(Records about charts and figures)
● ● ● ●

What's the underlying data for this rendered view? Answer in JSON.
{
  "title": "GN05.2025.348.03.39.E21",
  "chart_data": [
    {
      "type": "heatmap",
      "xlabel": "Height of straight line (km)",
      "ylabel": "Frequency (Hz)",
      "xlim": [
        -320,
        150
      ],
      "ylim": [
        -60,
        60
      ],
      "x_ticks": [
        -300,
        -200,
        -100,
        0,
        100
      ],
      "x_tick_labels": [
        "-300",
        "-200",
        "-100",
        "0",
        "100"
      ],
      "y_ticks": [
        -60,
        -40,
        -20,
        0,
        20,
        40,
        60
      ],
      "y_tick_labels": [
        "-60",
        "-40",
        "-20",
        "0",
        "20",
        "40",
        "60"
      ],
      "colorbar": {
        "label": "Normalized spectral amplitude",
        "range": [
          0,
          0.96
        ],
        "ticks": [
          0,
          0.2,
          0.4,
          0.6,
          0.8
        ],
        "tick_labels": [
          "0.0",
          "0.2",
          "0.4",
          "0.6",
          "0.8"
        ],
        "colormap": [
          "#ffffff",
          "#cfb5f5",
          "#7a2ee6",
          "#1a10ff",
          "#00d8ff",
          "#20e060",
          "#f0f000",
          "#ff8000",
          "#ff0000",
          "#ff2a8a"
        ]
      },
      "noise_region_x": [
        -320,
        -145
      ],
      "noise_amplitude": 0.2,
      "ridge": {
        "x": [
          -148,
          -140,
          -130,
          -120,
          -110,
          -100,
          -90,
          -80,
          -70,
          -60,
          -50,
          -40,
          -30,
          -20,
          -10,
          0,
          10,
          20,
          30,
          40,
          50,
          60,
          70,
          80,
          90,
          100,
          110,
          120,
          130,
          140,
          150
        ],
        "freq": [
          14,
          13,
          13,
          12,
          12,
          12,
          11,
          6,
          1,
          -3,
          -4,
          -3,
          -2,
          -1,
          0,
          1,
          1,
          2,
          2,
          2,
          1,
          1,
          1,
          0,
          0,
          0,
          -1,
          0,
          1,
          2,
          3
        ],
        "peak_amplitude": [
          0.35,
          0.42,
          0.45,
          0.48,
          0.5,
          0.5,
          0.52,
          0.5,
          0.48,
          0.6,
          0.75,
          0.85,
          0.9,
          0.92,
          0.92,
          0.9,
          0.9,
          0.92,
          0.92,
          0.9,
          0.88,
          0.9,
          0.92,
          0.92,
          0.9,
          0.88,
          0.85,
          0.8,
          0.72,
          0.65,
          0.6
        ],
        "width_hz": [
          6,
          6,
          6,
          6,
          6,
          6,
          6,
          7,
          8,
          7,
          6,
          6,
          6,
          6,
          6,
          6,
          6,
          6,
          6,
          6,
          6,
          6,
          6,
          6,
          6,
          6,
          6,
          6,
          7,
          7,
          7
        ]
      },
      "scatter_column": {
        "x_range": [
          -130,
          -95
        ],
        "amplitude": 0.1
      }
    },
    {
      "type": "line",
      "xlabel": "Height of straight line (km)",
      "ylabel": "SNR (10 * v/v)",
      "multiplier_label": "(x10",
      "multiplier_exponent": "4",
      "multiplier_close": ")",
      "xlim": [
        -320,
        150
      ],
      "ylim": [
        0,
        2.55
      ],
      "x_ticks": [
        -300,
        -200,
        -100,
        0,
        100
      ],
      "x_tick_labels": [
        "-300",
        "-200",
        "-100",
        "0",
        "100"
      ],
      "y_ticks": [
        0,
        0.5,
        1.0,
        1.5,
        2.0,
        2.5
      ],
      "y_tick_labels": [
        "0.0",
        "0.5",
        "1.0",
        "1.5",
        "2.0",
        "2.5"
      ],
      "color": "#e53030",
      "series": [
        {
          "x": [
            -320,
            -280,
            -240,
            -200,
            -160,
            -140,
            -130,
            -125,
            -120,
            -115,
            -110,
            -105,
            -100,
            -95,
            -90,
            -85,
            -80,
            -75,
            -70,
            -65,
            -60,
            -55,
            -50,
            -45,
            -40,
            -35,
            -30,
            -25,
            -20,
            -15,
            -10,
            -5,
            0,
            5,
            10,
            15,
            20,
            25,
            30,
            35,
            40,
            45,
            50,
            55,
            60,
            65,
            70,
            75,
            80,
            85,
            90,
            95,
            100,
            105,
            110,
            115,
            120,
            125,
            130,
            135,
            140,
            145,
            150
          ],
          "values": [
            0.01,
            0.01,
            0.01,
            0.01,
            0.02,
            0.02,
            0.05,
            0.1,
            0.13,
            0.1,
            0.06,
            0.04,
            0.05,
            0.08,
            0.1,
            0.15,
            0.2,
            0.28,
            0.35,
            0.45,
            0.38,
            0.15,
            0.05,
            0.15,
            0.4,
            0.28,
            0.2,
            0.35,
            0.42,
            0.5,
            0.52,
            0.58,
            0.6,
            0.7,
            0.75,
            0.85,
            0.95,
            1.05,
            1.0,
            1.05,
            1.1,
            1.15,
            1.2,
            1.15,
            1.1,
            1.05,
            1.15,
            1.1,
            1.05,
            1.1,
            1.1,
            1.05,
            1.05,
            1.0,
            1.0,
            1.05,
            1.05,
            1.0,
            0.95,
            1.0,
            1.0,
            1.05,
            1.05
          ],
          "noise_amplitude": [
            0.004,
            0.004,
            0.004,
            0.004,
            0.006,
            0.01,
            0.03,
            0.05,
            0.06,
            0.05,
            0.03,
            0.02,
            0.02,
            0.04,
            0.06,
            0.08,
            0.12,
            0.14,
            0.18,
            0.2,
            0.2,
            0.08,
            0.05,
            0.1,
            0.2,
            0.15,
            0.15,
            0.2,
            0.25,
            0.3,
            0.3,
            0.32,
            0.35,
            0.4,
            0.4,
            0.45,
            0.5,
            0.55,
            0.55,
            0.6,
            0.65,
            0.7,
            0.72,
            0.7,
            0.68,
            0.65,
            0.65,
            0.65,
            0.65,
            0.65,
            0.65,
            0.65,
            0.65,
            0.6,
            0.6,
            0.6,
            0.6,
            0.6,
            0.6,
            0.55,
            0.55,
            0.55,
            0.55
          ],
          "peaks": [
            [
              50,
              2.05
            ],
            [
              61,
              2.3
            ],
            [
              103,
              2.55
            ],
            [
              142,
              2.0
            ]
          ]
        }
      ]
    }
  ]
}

● ● ● ●

- Exercise -
Find all lines where the word "ylabel" appears. Copy them.

- Worked answer -
      "ylabel": "Frequency (Hz)",
      "ylabel": "SNR (10 * v/v)",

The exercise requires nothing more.